### [TASK GOAL]
Select from the records below every line that has the word "коэффициент" in it.

----- RECORDS SHOWN -----

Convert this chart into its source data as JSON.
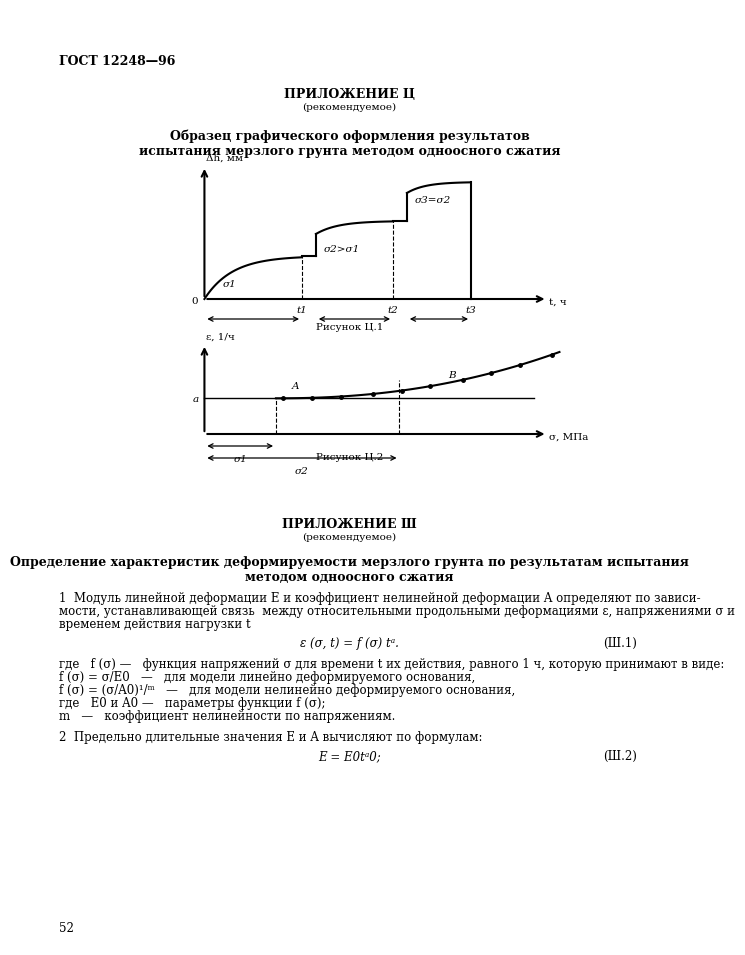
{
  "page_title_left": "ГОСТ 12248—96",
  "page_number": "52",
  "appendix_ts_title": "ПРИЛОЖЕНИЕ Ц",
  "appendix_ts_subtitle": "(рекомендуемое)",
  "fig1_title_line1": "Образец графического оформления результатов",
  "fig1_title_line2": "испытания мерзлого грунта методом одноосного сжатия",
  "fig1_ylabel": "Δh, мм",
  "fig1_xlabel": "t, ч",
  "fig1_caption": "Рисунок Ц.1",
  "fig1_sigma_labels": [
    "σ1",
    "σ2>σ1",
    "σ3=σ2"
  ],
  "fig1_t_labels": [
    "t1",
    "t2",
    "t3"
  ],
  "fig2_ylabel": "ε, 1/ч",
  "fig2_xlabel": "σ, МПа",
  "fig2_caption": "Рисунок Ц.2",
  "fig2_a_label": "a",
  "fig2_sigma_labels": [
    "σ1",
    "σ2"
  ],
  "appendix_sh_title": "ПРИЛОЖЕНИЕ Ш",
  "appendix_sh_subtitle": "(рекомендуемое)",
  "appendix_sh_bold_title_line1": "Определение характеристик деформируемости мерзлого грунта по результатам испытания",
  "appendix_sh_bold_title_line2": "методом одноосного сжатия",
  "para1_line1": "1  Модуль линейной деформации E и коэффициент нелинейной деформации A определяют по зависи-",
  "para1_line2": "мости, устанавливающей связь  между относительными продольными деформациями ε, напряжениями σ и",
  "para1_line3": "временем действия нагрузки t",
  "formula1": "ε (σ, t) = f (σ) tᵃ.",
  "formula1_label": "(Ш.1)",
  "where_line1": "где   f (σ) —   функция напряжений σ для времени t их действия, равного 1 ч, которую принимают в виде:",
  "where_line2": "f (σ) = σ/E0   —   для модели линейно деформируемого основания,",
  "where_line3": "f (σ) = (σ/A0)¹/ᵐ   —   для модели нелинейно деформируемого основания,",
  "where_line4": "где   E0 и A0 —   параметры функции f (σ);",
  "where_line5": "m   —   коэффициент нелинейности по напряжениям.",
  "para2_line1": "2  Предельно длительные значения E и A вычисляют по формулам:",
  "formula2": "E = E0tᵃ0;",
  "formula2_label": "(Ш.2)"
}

-----
----- RECORDS SHOWN -----

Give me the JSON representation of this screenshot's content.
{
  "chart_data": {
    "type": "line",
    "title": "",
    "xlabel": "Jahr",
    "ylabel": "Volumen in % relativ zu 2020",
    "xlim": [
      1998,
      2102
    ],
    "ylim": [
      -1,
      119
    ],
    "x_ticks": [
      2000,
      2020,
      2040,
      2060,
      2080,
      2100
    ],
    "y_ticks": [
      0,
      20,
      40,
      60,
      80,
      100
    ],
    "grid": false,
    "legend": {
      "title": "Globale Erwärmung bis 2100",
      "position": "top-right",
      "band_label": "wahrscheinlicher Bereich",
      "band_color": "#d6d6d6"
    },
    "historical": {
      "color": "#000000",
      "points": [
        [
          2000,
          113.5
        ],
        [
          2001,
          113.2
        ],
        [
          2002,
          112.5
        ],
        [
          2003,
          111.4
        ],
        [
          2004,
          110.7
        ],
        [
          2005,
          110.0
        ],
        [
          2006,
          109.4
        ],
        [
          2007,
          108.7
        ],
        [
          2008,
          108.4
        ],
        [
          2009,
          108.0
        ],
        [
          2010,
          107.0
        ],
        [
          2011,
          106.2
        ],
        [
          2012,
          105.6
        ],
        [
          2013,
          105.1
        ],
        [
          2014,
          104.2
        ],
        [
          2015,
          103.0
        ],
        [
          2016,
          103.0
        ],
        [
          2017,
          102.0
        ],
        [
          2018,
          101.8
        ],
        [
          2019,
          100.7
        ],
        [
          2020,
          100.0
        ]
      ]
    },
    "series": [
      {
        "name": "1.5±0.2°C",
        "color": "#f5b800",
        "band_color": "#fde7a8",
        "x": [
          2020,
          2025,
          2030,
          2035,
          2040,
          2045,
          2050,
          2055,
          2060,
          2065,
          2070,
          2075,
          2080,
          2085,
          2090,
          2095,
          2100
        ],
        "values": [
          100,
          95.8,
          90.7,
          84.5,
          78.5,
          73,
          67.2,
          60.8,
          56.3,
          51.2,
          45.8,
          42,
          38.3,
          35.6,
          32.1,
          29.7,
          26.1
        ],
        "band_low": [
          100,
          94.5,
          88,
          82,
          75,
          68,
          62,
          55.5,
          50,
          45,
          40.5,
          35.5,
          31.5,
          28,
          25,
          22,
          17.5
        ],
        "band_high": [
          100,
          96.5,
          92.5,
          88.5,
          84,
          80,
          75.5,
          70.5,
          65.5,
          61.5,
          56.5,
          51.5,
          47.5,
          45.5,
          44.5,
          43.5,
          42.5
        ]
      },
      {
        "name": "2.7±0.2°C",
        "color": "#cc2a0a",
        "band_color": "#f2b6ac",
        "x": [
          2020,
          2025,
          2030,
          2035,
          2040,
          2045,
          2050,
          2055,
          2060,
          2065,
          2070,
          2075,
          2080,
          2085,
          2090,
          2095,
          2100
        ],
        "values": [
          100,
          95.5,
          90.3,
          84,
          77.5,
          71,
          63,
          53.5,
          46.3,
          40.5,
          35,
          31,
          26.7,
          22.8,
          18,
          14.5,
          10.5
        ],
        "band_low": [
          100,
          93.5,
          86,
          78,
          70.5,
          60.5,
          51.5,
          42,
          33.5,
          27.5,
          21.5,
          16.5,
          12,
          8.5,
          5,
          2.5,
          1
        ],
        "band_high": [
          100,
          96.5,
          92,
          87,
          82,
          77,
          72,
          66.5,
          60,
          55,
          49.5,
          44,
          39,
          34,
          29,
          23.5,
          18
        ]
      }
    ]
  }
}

-----
----- RECORDS SHOWN -----

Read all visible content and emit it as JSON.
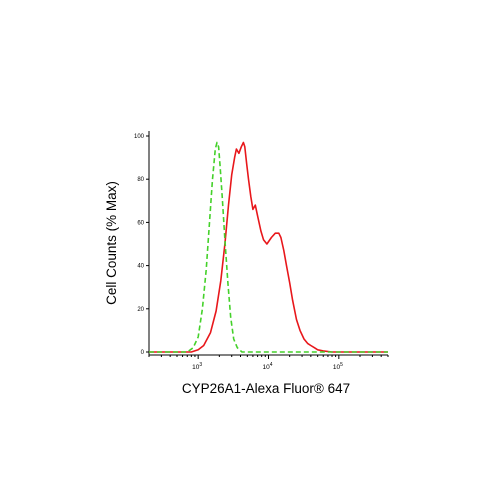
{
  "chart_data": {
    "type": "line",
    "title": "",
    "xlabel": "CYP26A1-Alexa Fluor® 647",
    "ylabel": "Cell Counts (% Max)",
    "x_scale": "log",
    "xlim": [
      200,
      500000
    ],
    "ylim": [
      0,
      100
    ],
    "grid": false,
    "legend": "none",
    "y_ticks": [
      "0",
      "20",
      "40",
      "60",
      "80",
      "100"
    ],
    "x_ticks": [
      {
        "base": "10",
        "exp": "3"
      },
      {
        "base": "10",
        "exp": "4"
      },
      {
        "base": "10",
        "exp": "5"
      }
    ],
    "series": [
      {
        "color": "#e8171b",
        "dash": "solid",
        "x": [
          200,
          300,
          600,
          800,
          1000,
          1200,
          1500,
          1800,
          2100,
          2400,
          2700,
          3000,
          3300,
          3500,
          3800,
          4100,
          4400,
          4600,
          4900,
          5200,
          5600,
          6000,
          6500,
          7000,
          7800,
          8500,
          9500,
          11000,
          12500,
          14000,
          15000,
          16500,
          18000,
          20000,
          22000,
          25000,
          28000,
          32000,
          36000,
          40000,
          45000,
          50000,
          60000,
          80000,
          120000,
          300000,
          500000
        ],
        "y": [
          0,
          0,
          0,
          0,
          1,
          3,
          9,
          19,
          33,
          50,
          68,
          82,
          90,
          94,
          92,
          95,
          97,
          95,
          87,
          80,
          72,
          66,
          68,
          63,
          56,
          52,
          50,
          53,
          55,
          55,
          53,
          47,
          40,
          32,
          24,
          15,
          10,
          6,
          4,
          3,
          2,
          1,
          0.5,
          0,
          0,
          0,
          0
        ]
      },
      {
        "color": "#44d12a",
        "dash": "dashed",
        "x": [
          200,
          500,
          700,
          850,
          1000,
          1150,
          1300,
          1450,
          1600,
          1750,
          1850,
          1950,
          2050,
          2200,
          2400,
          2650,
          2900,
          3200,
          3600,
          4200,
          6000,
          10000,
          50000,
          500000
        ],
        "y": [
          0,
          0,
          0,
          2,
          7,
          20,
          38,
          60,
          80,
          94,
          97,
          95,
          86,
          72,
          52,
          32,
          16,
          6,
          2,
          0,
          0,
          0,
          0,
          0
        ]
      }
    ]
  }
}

-----

### [FULL ANSWER]
  "para1_line1": "1  Модуль линейной деформации E и коэффициент нелинейной деформации A определяют по зависи-",
  "where_line5": "m   —   коэффициент нелинейности по напряжениям.",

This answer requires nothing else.